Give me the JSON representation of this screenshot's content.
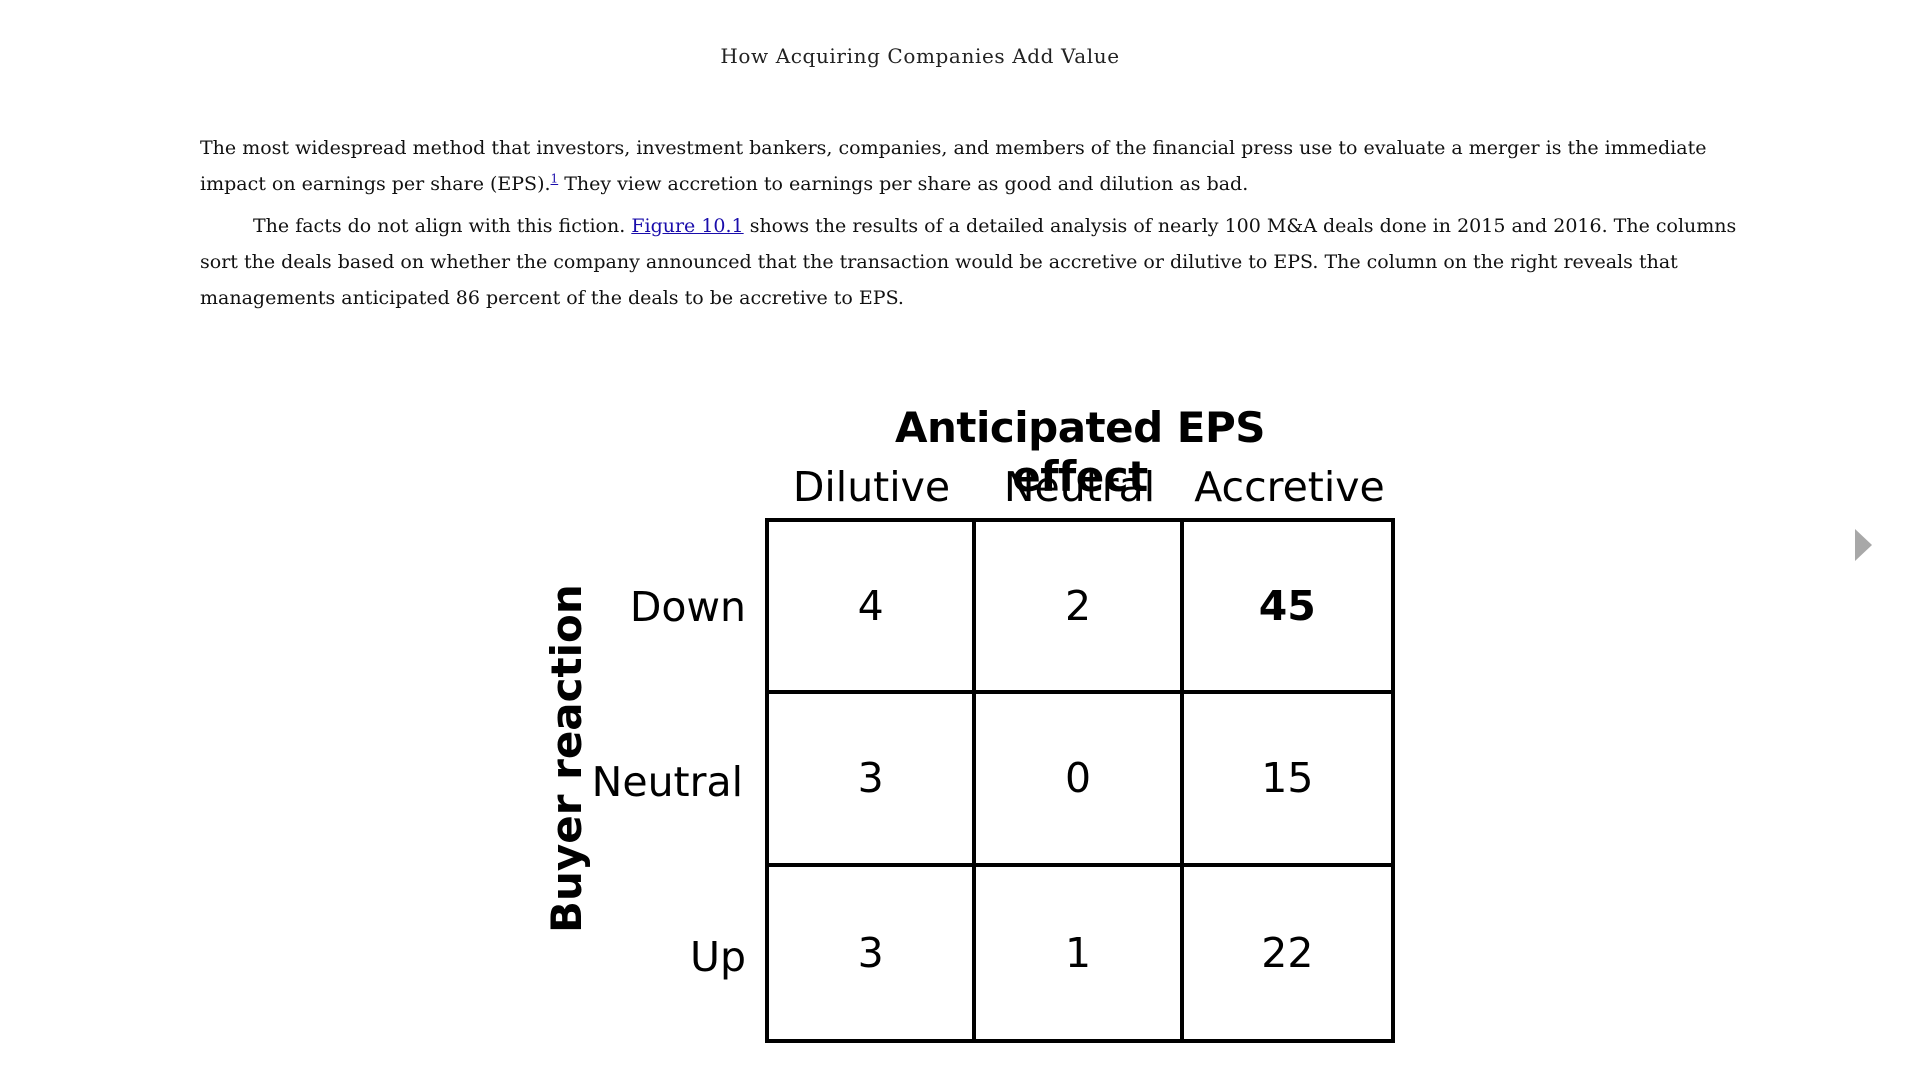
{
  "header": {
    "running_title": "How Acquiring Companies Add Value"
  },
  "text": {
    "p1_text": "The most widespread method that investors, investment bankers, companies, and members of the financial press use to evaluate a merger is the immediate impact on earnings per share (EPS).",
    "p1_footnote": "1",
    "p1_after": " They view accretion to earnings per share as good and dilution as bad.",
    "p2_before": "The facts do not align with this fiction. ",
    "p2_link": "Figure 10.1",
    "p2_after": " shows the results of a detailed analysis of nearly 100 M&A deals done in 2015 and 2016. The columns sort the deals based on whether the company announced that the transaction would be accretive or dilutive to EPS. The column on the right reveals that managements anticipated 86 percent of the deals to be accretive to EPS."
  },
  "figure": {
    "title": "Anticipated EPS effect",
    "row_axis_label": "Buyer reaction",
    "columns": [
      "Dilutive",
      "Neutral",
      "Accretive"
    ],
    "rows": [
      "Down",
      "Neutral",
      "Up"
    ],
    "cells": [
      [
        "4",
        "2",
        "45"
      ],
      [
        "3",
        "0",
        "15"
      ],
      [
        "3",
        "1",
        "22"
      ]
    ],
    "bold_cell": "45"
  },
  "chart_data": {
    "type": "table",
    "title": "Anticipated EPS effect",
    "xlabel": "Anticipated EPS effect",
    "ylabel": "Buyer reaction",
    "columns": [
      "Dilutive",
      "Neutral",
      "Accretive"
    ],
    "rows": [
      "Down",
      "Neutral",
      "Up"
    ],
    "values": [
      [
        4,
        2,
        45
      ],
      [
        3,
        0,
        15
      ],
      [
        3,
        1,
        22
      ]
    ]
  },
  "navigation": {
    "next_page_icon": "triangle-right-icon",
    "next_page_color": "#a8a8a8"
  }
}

########################################

> TASK GOAL
In the records above, collect each line with "Buyer".

> CORRECT OUTPUT
    "row_axis_label": "Buyer reaction",
    "ylabel": "Buyer reaction",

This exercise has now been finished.